══ ФРАГМЕНТ ДОКУМЕНТА ══

Языческая культура и ее традиции на Руси

Автор работы: Пользователь скрыл имя, 25 Сентября 2013 в 14:42, реферат

Описание работы

Культурное наследие России складывалось в процессе становления и развития национального самосознания, постоянно обогащалось собственным и мировым культурным опытом. Оно дало миру вершины художественных достижений, вошло неотъемлемой частью в мировую культуру. Тема язычества является одной из основополагающих в курсе культурологи: ее знание дает ключ к пониманию становления и развития специфических черт культуры русского народа.
Цель реферата: познакомиться с традициями язычества на Руси.

Содержание работы

Введение
Глава 1. Особенности формирования Древнерусского государства
Глава 2. Язычество Древней Руси и ее роль в русской культуре
2.1 Понятие «язычество»
2.2 Славянская мифология как основа языческой веры
2.3 Язычество древних славян
- Традиции, обряды язычества.
- Духи языческой восточнославянской мифологии
- Погребальная обрядность древних славян
Языческие святилища, идолы, игрища
Глава 3. Язычество и христианство -«Двоеверие»
Заключение
Список использованной литературы

Файлы: 1 файл

История.docx

— 58.47 Кб (Скачать файл)

Резкий перелом в воззрениях древнего славянина произошел еще  в праславянское время, когда  погребение скорченных трупов в земле  стало заменяться сожжением покойников и захоронением сожженного праха  в урнах.

═══
══ МАТЕРИАЛ ══

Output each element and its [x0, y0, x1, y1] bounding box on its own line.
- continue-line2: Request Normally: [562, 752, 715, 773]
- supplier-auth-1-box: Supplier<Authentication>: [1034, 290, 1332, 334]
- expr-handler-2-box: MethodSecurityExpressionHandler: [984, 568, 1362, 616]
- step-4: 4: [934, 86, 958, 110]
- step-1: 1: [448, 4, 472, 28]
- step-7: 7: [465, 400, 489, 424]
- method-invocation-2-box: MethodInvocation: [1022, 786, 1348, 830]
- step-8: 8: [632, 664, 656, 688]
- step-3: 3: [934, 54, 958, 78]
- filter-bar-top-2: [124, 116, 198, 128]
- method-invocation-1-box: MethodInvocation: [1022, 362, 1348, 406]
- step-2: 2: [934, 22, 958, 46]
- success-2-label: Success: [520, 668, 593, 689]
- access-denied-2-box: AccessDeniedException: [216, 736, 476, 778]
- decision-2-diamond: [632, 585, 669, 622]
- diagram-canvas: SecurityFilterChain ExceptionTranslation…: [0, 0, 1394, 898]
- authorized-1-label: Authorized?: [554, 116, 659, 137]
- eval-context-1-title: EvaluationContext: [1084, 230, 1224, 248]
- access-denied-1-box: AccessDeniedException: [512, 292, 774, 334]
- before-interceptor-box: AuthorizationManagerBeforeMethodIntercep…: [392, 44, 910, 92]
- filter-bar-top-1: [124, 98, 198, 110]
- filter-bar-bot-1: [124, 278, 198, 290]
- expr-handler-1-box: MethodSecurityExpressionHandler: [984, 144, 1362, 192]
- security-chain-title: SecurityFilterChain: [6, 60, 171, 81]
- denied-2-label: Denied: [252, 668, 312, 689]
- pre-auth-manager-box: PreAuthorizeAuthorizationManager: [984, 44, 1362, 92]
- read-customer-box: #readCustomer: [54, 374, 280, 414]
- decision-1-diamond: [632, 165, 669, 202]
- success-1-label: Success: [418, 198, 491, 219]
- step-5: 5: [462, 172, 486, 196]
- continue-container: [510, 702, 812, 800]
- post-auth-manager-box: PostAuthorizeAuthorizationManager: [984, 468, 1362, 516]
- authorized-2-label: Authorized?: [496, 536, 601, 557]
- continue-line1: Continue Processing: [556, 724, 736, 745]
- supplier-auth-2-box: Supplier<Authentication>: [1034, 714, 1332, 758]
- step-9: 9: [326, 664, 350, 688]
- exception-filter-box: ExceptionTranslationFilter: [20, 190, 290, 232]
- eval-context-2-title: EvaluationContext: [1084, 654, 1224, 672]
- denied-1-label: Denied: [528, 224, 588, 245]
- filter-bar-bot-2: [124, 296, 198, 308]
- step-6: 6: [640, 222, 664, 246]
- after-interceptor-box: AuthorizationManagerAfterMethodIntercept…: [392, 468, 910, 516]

═══

__ЗАДАНИЕ__: Продолжите реферат о язычестве на Руси, начав сразу после его последнего предложения. Строки никак не связаны с рефератом о язычестве на Руси.

__ОТВЕТ__:
Скорченные погребения имитировали  позу эмбриона в материнском чреве; скорченность достигалась искусственным связыванием трупа. Родичи готовили умершего ко второму рождению на земле, к перевоплощению его в одно из живых существ.

Идея реинкарнации перевоплощения основывалась на представлении об особой жизненной силе, существующей раздельно с человеком: один и тот же физический облик принадлежит и живому человеку, действующему, двигающемуся, видящему, думающему, и мертвому человеку, трупу, внешне неотличимому от живого, но недвижимому, бесчувственному - жизненная сила («душа») отделилась от него куда-то.

Скорченность трупов как массовое явление сохраняется до рубежа бронзового века и железного. Кое-где архаичная скорченность доживает до VI в. до н. э. На смену скорченности приходит новая форма погребения: покойников хоронят в вытянутом положении; умерший «спит», остается человеком (спокойным человеком - «покойником») и не готовясь ко второму рождению, к воплощению в другом существе.

Но самая разительная  перемена в погребальном обряде связана  с появлением кремации, полного сожжения трупов. Идея кремации, разумеется, тоже связана с представлениями о  жизненной силе, о ее неистребимости и вечности, но теперь ей находят  новое местожительство - небо, куда души умерших попадают вместе с дымом погребального костра. Идея неба, заселение неба («ирья») душами своих предков, «дзядов», появляется в эпоху усиления земледельческого сектора хозяйства и, очевидно, связана с той несравненно возросшей ролью неба, небесной влаги, которая характерна для всего земледельческого периода.

Впрочем, следует отметить, что в реальных археологических  следах погребального обряда мы постоянно  наблюдаем сосуществование (с разным процентным соотношением) обеих форм - древней ингумации, захоронения покойников в земле, и новой, родившейся лишь в середине II тысячелетия до н. э. кремации. Обе они связаны с общей идеей культы предков, но, очевидно, с разной практической (с точки зрения древних людей) направленностью этой идеи. Захоронение предков в земле могло означать, во-первых, то, что они как бы охраняют земельные угодья племени («священная земля предков»), а во-вторых, что они, находящиеся в земле предки, способствуют рождающей силе земли. Небо в этом случае в расчет не принималось.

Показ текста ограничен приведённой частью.